• PROVIDED RECORDS
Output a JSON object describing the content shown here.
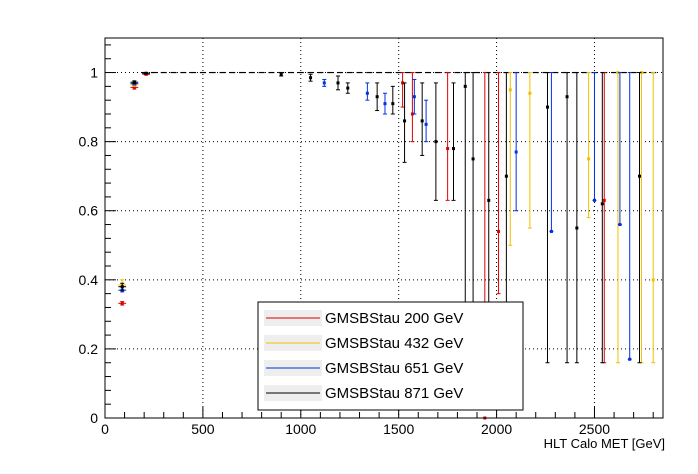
{
  "chart_data": {
    "type": "scatter",
    "title": "",
    "xlabel": "HLT Calo MET [GeV]",
    "ylabel": "",
    "xlim": [
      0,
      2850
    ],
    "ylim": [
      0,
      1.1
    ],
    "grid": true,
    "legend_position": "bottom-center",
    "x_ticks": [
      0,
      500,
      1000,
      1500,
      2000,
      2500
    ],
    "x_tick_labels": [
      "0",
      "500",
      "1000",
      "1500",
      "2000",
      "2500"
    ],
    "y_ticks": [
      0,
      0.2,
      0.4,
      0.6,
      0.8,
      1.0
    ],
    "y_tick_labels": [
      "0",
      "0.2",
      "0.4",
      "0.6",
      "0.8",
      "1"
    ],
    "series": [
      {
        "name": "GMSBStau 200 GeV",
        "color": "#e00000",
        "points": [
          {
            "x": 88,
            "y": 0.332,
            "lo": 0.327,
            "hi": 0.337,
            "xerr": 20
          },
          {
            "x": 150,
            "y": 0.957,
            "lo": 0.952,
            "hi": 0.962,
            "xerr": 20
          },
          {
            "x": 210,
            "y": 0.995,
            "lo": 0.993,
            "hi": 0.997,
            "xerr": 20
          },
          {
            "x": 1520,
            "y": 0.97,
            "lo": 0.9,
            "hi": 1.0
          },
          {
            "x": 1570,
            "y": 0.88,
            "lo": 0.8,
            "hi": 1.0
          },
          {
            "x": 1750,
            "y": 0.78,
            "lo": 0.63,
            "hi": 1.0
          },
          {
            "x": 1940,
            "y": 0.0,
            "lo": 0.22,
            "hi": 1.0
          },
          {
            "x": 2010,
            "y": 0.54,
            "lo": 0.36,
            "hi": 1.0
          },
          {
            "x": 2550,
            "y": 0.63,
            "lo": 0.16,
            "hi": 1.0
          }
        ]
      },
      {
        "name": "GMSBStau 432 GeV",
        "color": "#f0c000",
        "points": [
          {
            "x": 88,
            "y": 0.385,
            "lo": 0.38,
            "hi": 0.4,
            "xerr": 20
          },
          {
            "x": 150,
            "y": 0.965,
            "lo": 0.96,
            "hi": 0.97,
            "xerr": 20
          },
          {
            "x": 2070,
            "y": 0.95,
            "lo": 0.5,
            "hi": 1.0
          },
          {
            "x": 2170,
            "y": 0.94,
            "lo": 0.55,
            "hi": 1.0
          },
          {
            "x": 2470,
            "y": 0.75,
            "lo": 0.58,
            "hi": 1.0
          },
          {
            "x": 2620,
            "y": 1.0,
            "lo": 0.16,
            "hi": 1.0
          },
          {
            "x": 2740,
            "y": 1.0,
            "lo": 0.16,
            "hi": 1.0
          },
          {
            "x": 2800,
            "y": 0.4,
            "lo": 0.16,
            "hi": 1.0
          }
        ]
      },
      {
        "name": "GMSBStau 651 GeV",
        "color": "#0030e0",
        "points": [
          {
            "x": 88,
            "y": 0.37,
            "lo": 0.365,
            "hi": 0.38,
            "xerr": 20
          },
          {
            "x": 150,
            "y": 0.968,
            "lo": 0.964,
            "hi": 0.972,
            "xerr": 20
          },
          {
            "x": 1120,
            "y": 0.97,
            "lo": 0.96,
            "hi": 0.98
          },
          {
            "x": 1340,
            "y": 0.94,
            "lo": 0.92,
            "hi": 0.97
          },
          {
            "x": 1430,
            "y": 0.91,
            "lo": 0.88,
            "hi": 0.94
          },
          {
            "x": 1580,
            "y": 0.93,
            "lo": 0.88,
            "hi": 0.98
          },
          {
            "x": 1640,
            "y": 0.85,
            "lo": 0.8,
            "hi": 0.92
          },
          {
            "x": 2100,
            "y": 0.77,
            "lo": 0.6,
            "hi": 1.0
          },
          {
            "x": 2280,
            "y": 0.54,
            "lo": 0.54,
            "hi": 1.0
          },
          {
            "x": 2500,
            "y": 0.63,
            "lo": 0.63,
            "hi": 1.0
          },
          {
            "x": 2630,
            "y": 0.56,
            "lo": 0.56,
            "hi": 1.0
          },
          {
            "x": 2680,
            "y": 0.17,
            "lo": 0.17,
            "hi": 1.0
          }
        ]
      },
      {
        "name": "GMSBStau 871 GeV",
        "color": "#000000",
        "points": [
          {
            "x": 88,
            "y": 0.38,
            "lo": 0.37,
            "hi": 0.39,
            "xerr": 20
          },
          {
            "x": 150,
            "y": 0.972,
            "lo": 0.968,
            "hi": 0.976,
            "xerr": 20
          },
          {
            "x": 210,
            "y": 0.998,
            "lo": 0.996,
            "hi": 1.0,
            "xerr": 20
          },
          {
            "x": 900,
            "y": 0.995,
            "lo": 0.99,
            "hi": 1.0
          },
          {
            "x": 1050,
            "y": 0.985,
            "lo": 0.975,
            "hi": 0.995
          },
          {
            "x": 1190,
            "y": 0.97,
            "lo": 0.95,
            "hi": 0.99
          },
          {
            "x": 1240,
            "y": 0.955,
            "lo": 0.94,
            "hi": 0.97
          },
          {
            "x": 1390,
            "y": 0.93,
            "lo": 0.89,
            "hi": 0.97
          },
          {
            "x": 1470,
            "y": 0.91,
            "lo": 0.88,
            "hi": 0.96
          },
          {
            "x": 1530,
            "y": 0.86,
            "lo": 0.74,
            "hi": 0.97
          },
          {
            "x": 1620,
            "y": 0.86,
            "lo": 0.76,
            "hi": 0.97
          },
          {
            "x": 1690,
            "y": 0.8,
            "lo": 0.63,
            "hi": 0.97
          },
          {
            "x": 1780,
            "y": 0.78,
            "lo": 0.63,
            "hi": 0.97
          },
          {
            "x": 1840,
            "y": 0.96,
            "lo": 0.16,
            "hi": 1.0
          },
          {
            "x": 1880,
            "y": 0.75,
            "lo": 0.22,
            "hi": 1.0
          },
          {
            "x": 1960,
            "y": 0.63,
            "lo": 0.2,
            "hi": 1.0
          },
          {
            "x": 2050,
            "y": 0.7,
            "lo": 0.16,
            "hi": 1.0
          },
          {
            "x": 2260,
            "y": 0.9,
            "lo": 0.16,
            "hi": 1.0
          },
          {
            "x": 2360,
            "y": 0.93,
            "lo": 0.16,
            "hi": 1.0
          },
          {
            "x": 2410,
            "y": 0.55,
            "lo": 0.16,
            "hi": 1.0
          },
          {
            "x": 2540,
            "y": 0.62,
            "lo": 0.16,
            "hi": 1.0
          },
          {
            "x": 2730,
            "y": 0.7,
            "lo": 0.16,
            "hi": 1.0
          }
        ]
      }
    ],
    "plateau": {
      "x_start": 200,
      "x_end": 2830,
      "y": 1.0,
      "color": "#000000"
    }
  }
}
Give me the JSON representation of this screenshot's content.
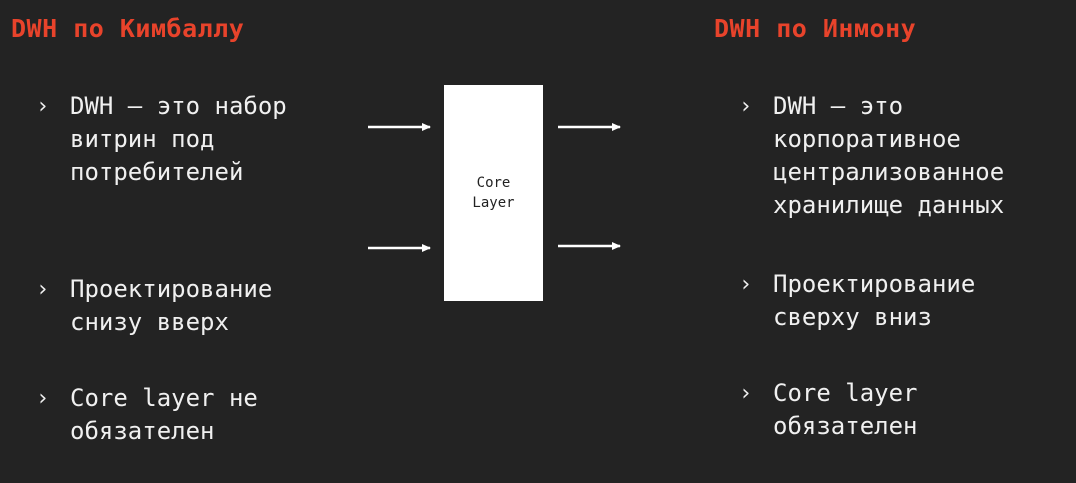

• STATED GOAL
What you return should match the records above word for word, minus the pictures.

• PROBLEM SOLUTION
Output a JSON object describing the content shown here.
{
  "chart_data": {
    "type": "scatter",
    "title": "",
    "xlabel": "HLT Calo MET [GeV]",
    "ylabel": "",
    "xlim": [
      0,
      2850
    ],
    "ylim": [
      0,
      1.1
    ],
    "grid": true,
    "legend_position": "bottom-center",
    "x_ticks": [
      0,
      500,
      1000,
      1500,
      2000,
      2500
    ],
    "x_tick_labels": [
      "0",
      "500",
      "1000",
      "1500",
      "2000",
      "2500"
    ],
    "y_ticks": [
      0,
      0.2,
      0.4,
      0.6,
      0.8,
      1.0
    ],
    "y_tick_labels": [
      "0",
      "0.2",
      "0.4",
      "0.6",
      "0.8",
      "1"
    ],
    "series": [
      {
        "name": "GMSBStau 200 GeV",
        "color": "#e00000",
        "points": [
          {
            "x": 88,
            "y": 0.332,
            "lo": 0.327,
            "hi": 0.337,
            "xerr": 20
          },
          {
            "x": 150,
            "y": 0.957,
            "lo": 0.952,
            "hi": 0.962,
            "xerr": 20
          },
          {
            "x": 210,
            "y": 0.995,
            "lo": 0.993,
            "hi": 0.997,
            "xerr": 20
          },
          {
            "x": 1520,
            "y": 0.97,
            "lo": 0.9,
            "hi": 1.0
          },
          {
            "x": 1570,
            "y": 0.88,
            "lo": 0.8,
            "hi": 1.0
          },
          {
            "x": 1750,
            "y": 0.78,
            "lo": 0.63,
            "hi": 1.0
          },
          {
            "x": 1940,
            "y": 0.0,
            "lo": 0.22,
            "hi": 1.0
          },
          {
            "x": 2010,
            "y": 0.54,
            "lo": 0.36,
            "hi": 1.0
          },
          {
            "x": 2550,
            "y": 0.63,
            "lo": 0.16,
            "hi": 1.0
          }
        ]
      },
      {
        "name": "GMSBStau 432 GeV",
        "color": "#f0c000",
        "points": [
          {
            "x": 88,
            "y": 0.385,
            "lo": 0.38,
            "hi": 0.4,
            "xerr": 20
          },
          {
            "x": 150,
            "y": 0.965,
            "lo": 0.96,
            "hi": 0.97,
            "xerr": 20
          },
          {
            "x": 2070,
            "y": 0.95,
            "lo": 0.5,
            "hi": 1.0
          },
          {
            "x": 2170,
            "y": 0.94,
            "lo": 0.55,
            "hi": 1.0
          },
          {
            "x": 2470,
            "y": 0.75,
            "lo": 0.58,
            "hi": 1.0
          },
          {
            "x": 2620,
            "y": 1.0,
            "lo": 0.16,
            "hi": 1.0
          },
          {
            "x": 2740,
            "y": 1.0,
            "lo": 0.16,
            "hi": 1.0
          },
          {
            "x": 2800,
            "y": 0.4,
            "lo": 0.16,
            "hi": 1.0
          }
        ]
      },
      {
        "name": "GMSBStau 651 GeV",
        "color": "#0030e0",
        "points": [
          {
            "x": 88,
            "y": 0.37,
            "lo": 0.365,
            "hi": 0.38,
            "xerr": 20
          },
          {
            "x": 150,
            "y": 0.968,
            "lo": 0.964,
            "hi": 0.972,
            "xerr": 20
          },
          {
            "x": 1120,
            "y": 0.97,
            "lo": 0.96,
            "hi": 0.98
          },
          {
            "x": 1340,
            "y": 0.94,
            "lo": 0.92,
            "hi": 0.97
          },
          {
            "x": 1430,
            "y": 0.91,
            "lo": 0.88,
            "hi": 0.94
          },
          {
            "x": 1580,
            "y": 0.93,
            "lo": 0.88,
            "hi": 0.98
          },
          {
            "x": 1640,
            "y": 0.85,
            "lo": 0.8,
            "hi": 0.92
          },
          {
            "x": 2100,
            "y": 0.77,
            "lo": 0.6,
            "hi": 1.0
          },
          {
            "x": 2280,
            "y": 0.54,
            "lo": 0.54,
            "hi": 1.0
          },
          {
            "x": 2500,
            "y": 0.63,
            "lo": 0.63,
            "hi": 1.0
          },
          {
            "x": 2630,
            "y": 0.56,
            "lo": 0.56,
            "hi": 1.0
          },
          {
            "x": 2680,
            "y": 0.17,
            "lo": 0.17,
            "hi": 1.0
          }
        ]
      },
      {
        "name": "GMSBStau 871 GeV",
        "color": "#000000",
        "points": [
          {
            "x": 88,
            "y": 0.38,
            "lo": 0.37,
            "hi": 0.39,
            "xerr": 20
          },
          {
            "x": 150,
            "y": 0.972,
            "lo": 0.968,
            "hi": 0.976,
            "xerr": 20
          },
          {
            "x": 210,
            "y": 0.998,
            "lo": 0.996,
            "hi": 1.0,
            "xerr": 20
          },
          {
            "x": 900,
            "y": 0.995,
            "lo": 0.99,
            "hi": 1.0
          },
          {
            "x": 1050,
            "y": 0.985,
            "lo": 0.975,
            "hi": 0.995
          },
          {
            "x": 1190,
            "y": 0.97,
            "lo": 0.95,
            "hi": 0.99
          },
          {
            "x": 1240,
            "y": 0.955,
            "lo": 0.94,
            "hi": 0.97
          },
          {
            "x": 1390,
            "y": 0.93,
            "lo": 0.89,
            "hi": 0.97
          },
          {
            "x": 1470,
            "y": 0.91,
            "lo": 0.88,
            "hi": 0.96
          },
          {
            "x": 1530,
            "y": 0.86,
            "lo": 0.74,
            "hi": 0.97
          },
          {
            "x": 1620,
            "y": 0.86,
            "lo": 0.76,
            "hi": 0.97
          },
          {
            "x": 1690,
            "y": 0.8,
            "lo": 0.63,
            "hi": 0.97
          },
          {
            "x": 1780,
            "y": 0.78,
            "lo": 0.63,
            "hi": 0.97
          },
          {
            "x": 1840,
            "y": 0.96,
            "lo": 0.16,
            "hi": 1.0
          },
          {
            "x": 1880,
            "y": 0.75,
            "lo": 0.22,
            "hi": 1.0
          },
          {
            "x": 1960,
            "y": 0.63,
            "lo": 0.2,
            "hi": 1.0
          },
          {
            "x": 2050,
            "y": 0.7,
            "lo": 0.16,
            "hi": 1.0
          },
          {
            "x": 2260,
            "y": 0.9,
            "lo": 0.16,
            "hi": 1.0
          },
          {
            "x": 2360,
            "y": 0.93,
            "lo": 0.16,
            "hi": 1.0
          },
          {
            "x": 2410,
            "y": 0.55,
            "lo": 0.16,
            "hi": 1.0
          },
          {
            "x": 2540,
            "y": 0.62,
            "lo": 0.16,
            "hi": 1.0
          },
          {
            "x": 2730,
            "y": 0.7,
            "lo": 0.16,
            "hi": 1.0
          }
        ]
      }
    ],
    "plateau": {
      "x_start": 200,
      "x_end": 2830,
      "y": 1.0,
      "color": "#000000"
    }
  }
}
Give me the JSON representation of this screenshot's content.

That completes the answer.